Exercise details: Produce a verbatim copy of the entries listed below.

The data:
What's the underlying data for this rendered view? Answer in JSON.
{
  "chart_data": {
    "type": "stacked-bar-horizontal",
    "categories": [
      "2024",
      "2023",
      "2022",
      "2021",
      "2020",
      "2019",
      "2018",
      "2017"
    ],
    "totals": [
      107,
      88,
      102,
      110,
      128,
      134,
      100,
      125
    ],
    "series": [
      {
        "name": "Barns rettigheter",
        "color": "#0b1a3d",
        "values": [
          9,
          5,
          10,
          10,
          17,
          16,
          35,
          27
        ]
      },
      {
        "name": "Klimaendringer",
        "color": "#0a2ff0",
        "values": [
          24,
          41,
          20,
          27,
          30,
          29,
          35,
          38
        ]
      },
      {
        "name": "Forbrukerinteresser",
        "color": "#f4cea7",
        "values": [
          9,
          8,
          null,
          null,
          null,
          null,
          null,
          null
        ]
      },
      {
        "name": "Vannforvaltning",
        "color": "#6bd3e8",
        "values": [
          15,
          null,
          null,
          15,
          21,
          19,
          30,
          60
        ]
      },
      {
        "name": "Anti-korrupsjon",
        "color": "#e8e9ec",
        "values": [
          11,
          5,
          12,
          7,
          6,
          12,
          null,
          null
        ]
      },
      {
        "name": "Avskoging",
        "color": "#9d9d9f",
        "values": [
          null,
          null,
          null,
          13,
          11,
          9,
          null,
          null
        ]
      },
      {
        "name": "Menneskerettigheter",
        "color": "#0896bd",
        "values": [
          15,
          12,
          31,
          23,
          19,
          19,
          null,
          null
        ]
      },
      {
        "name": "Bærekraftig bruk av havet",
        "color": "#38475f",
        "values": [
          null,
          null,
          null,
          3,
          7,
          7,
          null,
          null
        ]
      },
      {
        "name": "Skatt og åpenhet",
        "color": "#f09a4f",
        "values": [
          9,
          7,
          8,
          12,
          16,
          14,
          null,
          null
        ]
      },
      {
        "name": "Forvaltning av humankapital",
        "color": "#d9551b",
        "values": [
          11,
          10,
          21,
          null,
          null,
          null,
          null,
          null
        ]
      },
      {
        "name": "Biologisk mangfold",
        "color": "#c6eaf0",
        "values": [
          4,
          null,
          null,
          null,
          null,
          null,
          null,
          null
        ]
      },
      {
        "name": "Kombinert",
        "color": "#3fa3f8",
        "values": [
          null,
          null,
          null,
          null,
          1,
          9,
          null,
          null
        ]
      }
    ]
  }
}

Finished task:
What's the underlying data for this rendered view? Answer in JSON.
{
  "chart_data": {
    "type": "stacked-bar-horizontal",
    "categories": [
      "2024",
      "2023",
      "2022",
      "2021",
      "2020",
      "2019",
      "2018",
      "2017"
    ],
    "totals": [
      107,
      88,
      102,
      110,
      128,
      134,
      100,
      125
    ],
    "series": [
      {
        "name": "Barns rettigheter",
        "color": "#0b1a3d",
        "values": [
          9,
          5,
          10,
          10,
          17,
          16,
          35,
          27
        ]
      },
      {
        "name": "Klimaendringer",
        "color": "#0a2ff0",
        "values": [
          24,
          41,
          20,
          27,
          30,
          29,
          35,
          38
        ]
      },
      {
        "name": "Forbrukerinteresser",
        "color": "#f4cea7",
        "values": [
          9,
          8,
          null,
          null,
          null,
          null,
          null,
          null
        ]
      },
      {
        "name": "Vannforvaltning",
        "color": "#6bd3e8",
        "values": [
          15,
          null,
          null,
          15,
          21,
          19,
          30,
          60
        ]
      },
      {
        "name": "Anti-korrupsjon",
        "color": "#e8e9ec",
        "values": [
          11,
          5,
          12,
          7,
          6,
          12,
          null,
          null
        ]
      },
      {
        "name": "Avskoging",
        "color": "#9d9d9f",
        "values": [
          null,
          null,
          null,
          13,
          11,
          9,
          null,
          null
        ]
      },
      {
        "name": "Menneskerettigheter",
        "color": "#0896bd",
        "values": [
          15,
          12,
          31,
          23,
          19,
          19,
          null,
          null
        ]
      },
      {
        "name": "Bærekraftig bruk av havet",
        "color": "#38475f",
        "values": [
          null,
          null,
          null,
          3,
          7,
          7,
          null,
          null
        ]
      },
      {
        "name": "Skatt og åpenhet",
        "color": "#f09a4f",
        "values": [
          9,
          7,
          8,
          12,
          16,
          14,
          null,
          null
        ]
      },
      {
        "name": "Forvaltning av humankapital",
        "color": "#d9551b",
        "values": [
          11,
          10,
          21,
          null,
          null,
          null,
          null,
          null
        ]
      },
      {
        "name": "Biologisk mangfold",
        "color": "#c6eaf0",
        "values": [
          4,
          null,
          null,
          null,
          null,
          null,
          null,
          null
        ]
      },
      {
        "name": "Kombinert",
        "color": "#3fa3f8",
        "values": [
          null,
          null,
          null,
          null,
          1,
          9,
          null,
          null
        ]
      }
    ]
  }
}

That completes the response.